Instruction: As an exercise in exact copying, transcribe the lines below from the one holding "Type out the text in this image." through the last, with both ends included and pictures left out.
── Extracted information
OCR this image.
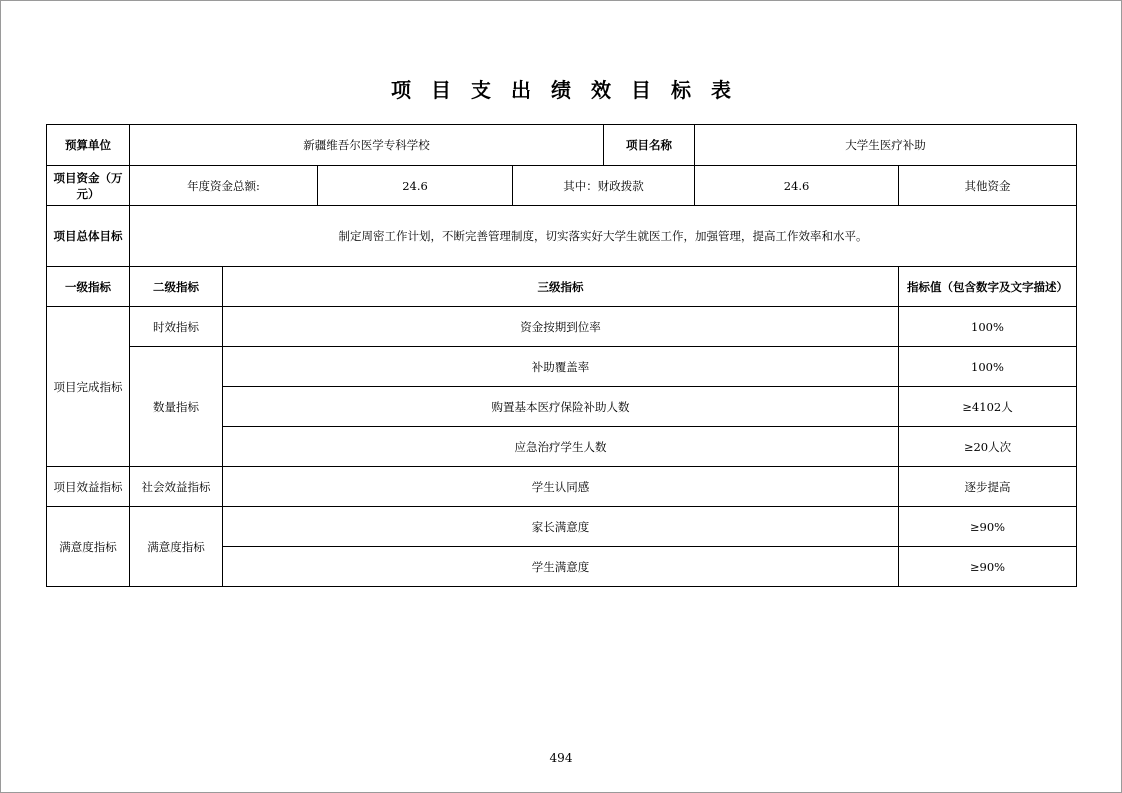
项 目 支 出 绩 效 目 标 表
预算单位	新疆维吾尔医学专科学校				项目名称	大学生医疗补助		
项目资金（万元）	年度资金总额:		24.6	其中：财政拨款		24.6	其他资金	
项目总体目标	制定周密工作计划，不断完善管理制度，切实落实好大学生就医工作，加强管理，提高工作效率和水平。							
一级指标	二级指标	三级指标					指标值（包含数字及文字描述）	
项目完成指标	时效指标	资金按期到位率					100%	
	数量指标	补助覆盖率					100%	
		购置基本医疗保险补助人数					≥4102人	
		应急治疗学生人数					≥20人次	
项目效益指标	社会效益指标	学生认同感					逐步提高	
满意度指标	满意度指标	家长满意度					≥90%	
		学生满意度					≥90%	
494
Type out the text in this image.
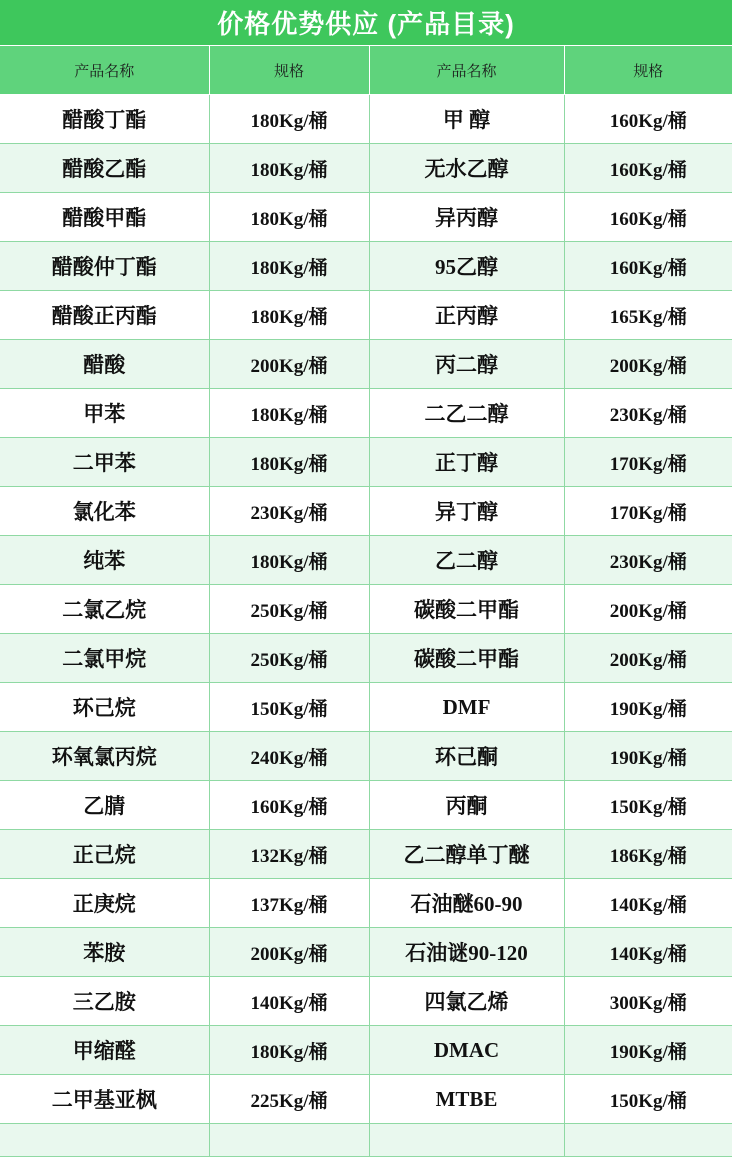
价格优势供应 (产品目录)
产品名称	规格	产品名称	规格
醋酸丁酯	180Kg/桶	甲 醇	160Kg/桶
醋酸乙酯	180Kg/桶	无水乙醇	160Kg/桶
醋酸甲酯	180Kg/桶	异丙醇	160Kg/桶
醋酸仲丁酯	180Kg/桶	95乙醇	160Kg/桶
醋酸正丙酯	180Kg/桶	正丙醇	165Kg/桶
醋酸	200Kg/桶	丙二醇	200Kg/桶
甲苯	180Kg/桶	二乙二醇	230Kg/桶
二甲苯	180Kg/桶	正丁醇	170Kg/桶
氯化苯	230Kg/桶	异丁醇	170Kg/桶
纯苯	180Kg/桶	乙二醇	230Kg/桶
二氯乙烷	250Kg/桶	碳酸二甲酯	200Kg/桶
二氯甲烷	250Kg/桶	碳酸二甲酯	200Kg/桶
环己烷	150Kg/桶	DMF	190Kg/桶
环氧氯丙烷	240Kg/桶	环己酮	190Kg/桶
乙腈	160Kg/桶	丙酮	150Kg/桶
正己烷	132Kg/桶	乙二醇单丁醚	186Kg/桶
正庚烷	137Kg/桶	石油醚60-90	140Kg/桶
苯胺	200Kg/桶	石油谜90-120	140Kg/桶
三乙胺	140Kg/桶	四氯乙烯	300Kg/桶
甲缩醛	180Kg/桶	DMAC	190Kg/桶
二甲基亚枫	225Kg/桶	MTBE	150Kg/桶
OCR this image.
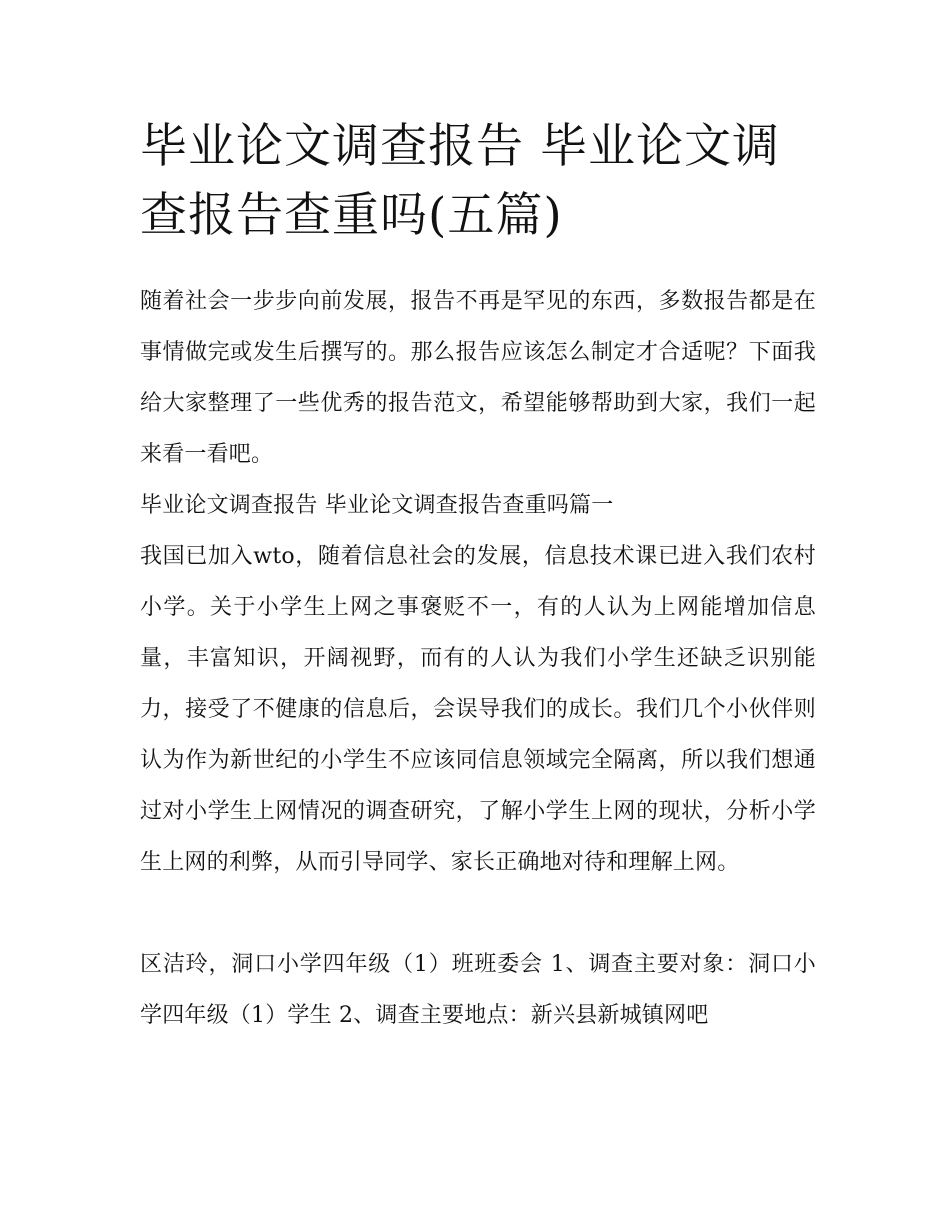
毕业论文调查报告 毕业论文调查报告查重吗(五篇)

随着社会一步步向前发展，报告不再是罕见的东西，多数报告都是在事情做完或发生后撰写的。那么报告应该怎么制定才合适呢？下面我给大家整理了一些优秀的报告范文，希望能够帮助到大家，我们一起来看一看吧。

毕业论文调查报告 毕业论文调查报告查重吗篇一

我国已加入wto，随着信息社会的发展，信息技术课已进入我们农村小学。关于小学生上网之事褒贬不一，有的人认为上网能增加信息量，丰富知识，开阔视野，而有的人认为我们小学生还缺乏识别能力，接受了不健康的信息后，会误导我们的成长。我们几个小伙伴则认为作为新世纪的小学生不应该同信息领域完全隔离，所以我们想通过对小学生上网情况的调查研究，了解小学生上网的现状，分析小学生上网的利弊，从而引导同学、家长正确地对待和理解上网。

区洁玲，洞口小学四年级（1）班班委会 1、调查主要对象：洞口小学四年级（1）学生 2、调查主要地点：新兴县新城镇网吧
────
Result of this task:
Type out the text in this image.
价格优势供应 (产品目录)
产品名称	规格	产品名称	规格
醋酸丁酯	180Kg/桶	甲 醇	160Kg/桶
醋酸乙酯	180Kg/桶	无水乙醇	160Kg/桶
醋酸甲酯	180Kg/桶	异丙醇	160Kg/桶
醋酸仲丁酯	180Kg/桶	95乙醇	160Kg/桶
醋酸正丙酯	180Kg/桶	正丙醇	165Kg/桶
醋酸	200Kg/桶	丙二醇	200Kg/桶
甲苯	180Kg/桶	二乙二醇	230Kg/桶
二甲苯	180Kg/桶	正丁醇	170Kg/桶
氯化苯	230Kg/桶	异丁醇	170Kg/桶
纯苯	180Kg/桶	乙二醇	230Kg/桶
二氯乙烷	250Kg/桶	碳酸二甲酯	200Kg/桶
二氯甲烷	250Kg/桶	碳酸二甲酯	200Kg/桶
环己烷	150Kg/桶	DMF	190Kg/桶
环氧氯丙烷	240Kg/桶	环己酮	190Kg/桶
乙腈	160Kg/桶	丙酮	150Kg/桶
正己烷	132Kg/桶	乙二醇单丁醚	186Kg/桶
正庚烷	137Kg/桶	石油醚60-90	140Kg/桶
苯胺	200Kg/桶	石油谜90-120	140Kg/桶
三乙胺	140Kg/桶	四氯乙烯	300Kg/桶
甲缩醛	180Kg/桶	DMAC	190Kg/桶
二甲基亚枫	225Kg/桶	MTBE	150Kg/桶
OCR this image.
毕业论文调查报告 毕业论文调查报告查重吗(五篇)

随着社会一步步向前发展，报告不再是罕见的东西，多数报告都是在事情做完或发生后撰写的。那么报告应该怎么制定才合适呢？下面我给大家整理了一些优秀的报告范文，希望能够帮助到大家，我们一起来看一看吧。

毕业论文调查报告 毕业论文调查报告查重吗篇一

我国已加入wto，随着信息社会的发展，信息技术课已进入我们农村小学。关于小学生上网之事褒贬不一，有的人认为上网能增加信息量，丰富知识，开阔视野，而有的人认为我们小学生还缺乏识别能力，接受了不健康的信息后，会误导我们的成长。我们几个小伙伴则认为作为新世纪的小学生不应该同信息领域完全隔离，所以我们想通过对小学生上网情况的调查研究，了解小学生上网的现状，分析小学生上网的利弊，从而引导同学、家长正确地对待和理解上网。

区洁玲，洞口小学四年级（1）班班委会 1、调查主要对象：洞口小学四年级（1）学生 2、调查主要地点：新兴县新城镇网吧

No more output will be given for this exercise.